## EXERCISE OBJECTIVE
Render every entry exactly as it appears.

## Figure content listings

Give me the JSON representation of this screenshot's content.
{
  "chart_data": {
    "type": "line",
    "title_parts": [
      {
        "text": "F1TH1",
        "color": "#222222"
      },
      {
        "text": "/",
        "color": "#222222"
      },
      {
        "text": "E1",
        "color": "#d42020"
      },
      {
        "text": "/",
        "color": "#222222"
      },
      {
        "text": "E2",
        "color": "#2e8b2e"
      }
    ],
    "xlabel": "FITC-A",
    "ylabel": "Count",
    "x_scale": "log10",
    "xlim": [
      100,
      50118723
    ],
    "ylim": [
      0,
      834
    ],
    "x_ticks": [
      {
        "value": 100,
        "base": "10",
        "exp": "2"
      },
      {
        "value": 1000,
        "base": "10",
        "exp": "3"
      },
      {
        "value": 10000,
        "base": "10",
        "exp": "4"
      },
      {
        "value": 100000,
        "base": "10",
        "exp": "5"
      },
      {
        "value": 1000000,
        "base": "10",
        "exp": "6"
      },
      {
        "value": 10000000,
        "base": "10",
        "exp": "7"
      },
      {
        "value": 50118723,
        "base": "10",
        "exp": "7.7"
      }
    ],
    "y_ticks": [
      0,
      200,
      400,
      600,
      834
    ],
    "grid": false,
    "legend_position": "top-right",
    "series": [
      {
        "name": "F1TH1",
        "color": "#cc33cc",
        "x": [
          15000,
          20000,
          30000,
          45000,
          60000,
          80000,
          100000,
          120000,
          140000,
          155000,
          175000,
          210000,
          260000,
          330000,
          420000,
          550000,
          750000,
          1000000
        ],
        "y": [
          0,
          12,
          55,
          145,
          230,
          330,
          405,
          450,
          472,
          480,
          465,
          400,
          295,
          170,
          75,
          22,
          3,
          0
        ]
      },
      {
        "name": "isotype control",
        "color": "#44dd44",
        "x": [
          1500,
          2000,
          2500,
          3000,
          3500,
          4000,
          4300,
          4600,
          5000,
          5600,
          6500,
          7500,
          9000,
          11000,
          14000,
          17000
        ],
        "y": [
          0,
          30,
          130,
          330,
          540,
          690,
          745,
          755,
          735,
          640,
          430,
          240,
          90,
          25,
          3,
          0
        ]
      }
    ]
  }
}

## WORKED ANSWER
Give me the JSON representation of this screenshot's content.
{
  "chart_data": {
    "type": "line",
    "title_parts": [
      {
        "text": "F1TH1",
        "color": "#222222"
      },
      {
        "text": "/",
        "color": "#222222"
      },
      {
        "text": "E1",
        "color": "#d42020"
      },
      {
        "text": "/",
        "color": "#222222"
      },
      {
        "text": "E2",
        "color": "#2e8b2e"
      }
    ],
    "xlabel": "FITC-A",
    "ylabel": "Count",
    "x_scale": "log10",
    "xlim": [
      100,
      50118723
    ],
    "ylim": [
      0,
      834
    ],
    "x_ticks": [
      {
        "value": 100,
        "base": "10",
        "exp": "2"
      },
      {
        "value": 1000,
        "base": "10",
        "exp": "3"
      },
      {
        "value": 10000,
        "base": "10",
        "exp": "4"
      },
      {
        "value": 100000,
        "base": "10",
        "exp": "5"
      },
      {
        "value": 1000000,
        "base": "10",
        "exp": "6"
      },
      {
        "value": 10000000,
        "base": "10",
        "exp": "7"
      },
      {
        "value": 50118723,
        "base": "10",
        "exp": "7.7"
      }
    ],
    "y_ticks": [
      0,
      200,
      400,
      600,
      834
    ],
    "grid": false,
    "legend_position": "top-right",
    "series": [
      {
        "name": "F1TH1",
        "color": "#cc33cc",
        "x": [
          15000,
          20000,
          30000,
          45000,
          60000,
          80000,
          100000,
          120000,
          140000,
          155000,
          175000,
          210000,
          260000,
          330000,
          420000,
          550000,
          750000,
          1000000
        ],
        "y": [
          0,
          12,
          55,
          145,
          230,
          330,
          405,
          450,
          472,
          480,
          465,
          400,
          295,
          170,
          75,
          22,
          3,
          0
        ]
      },
      {
        "name": "isotype control",
        "color": "#44dd44",
        "x": [
          1500,
          2000,
          2500,
          3000,
          3500,
          4000,
          4300,
          4600,
          5000,
          5600,
          6500,
          7500,
          9000,
          11000,
          14000,
          17000
        ],
        "y": [
          0,
          30,
          130,
          330,
          540,
          690,
          745,
          755,
          735,
          640,
          430,
          240,
          90,
          25,
          3,
          0
        ]
      }
    ]
  }
}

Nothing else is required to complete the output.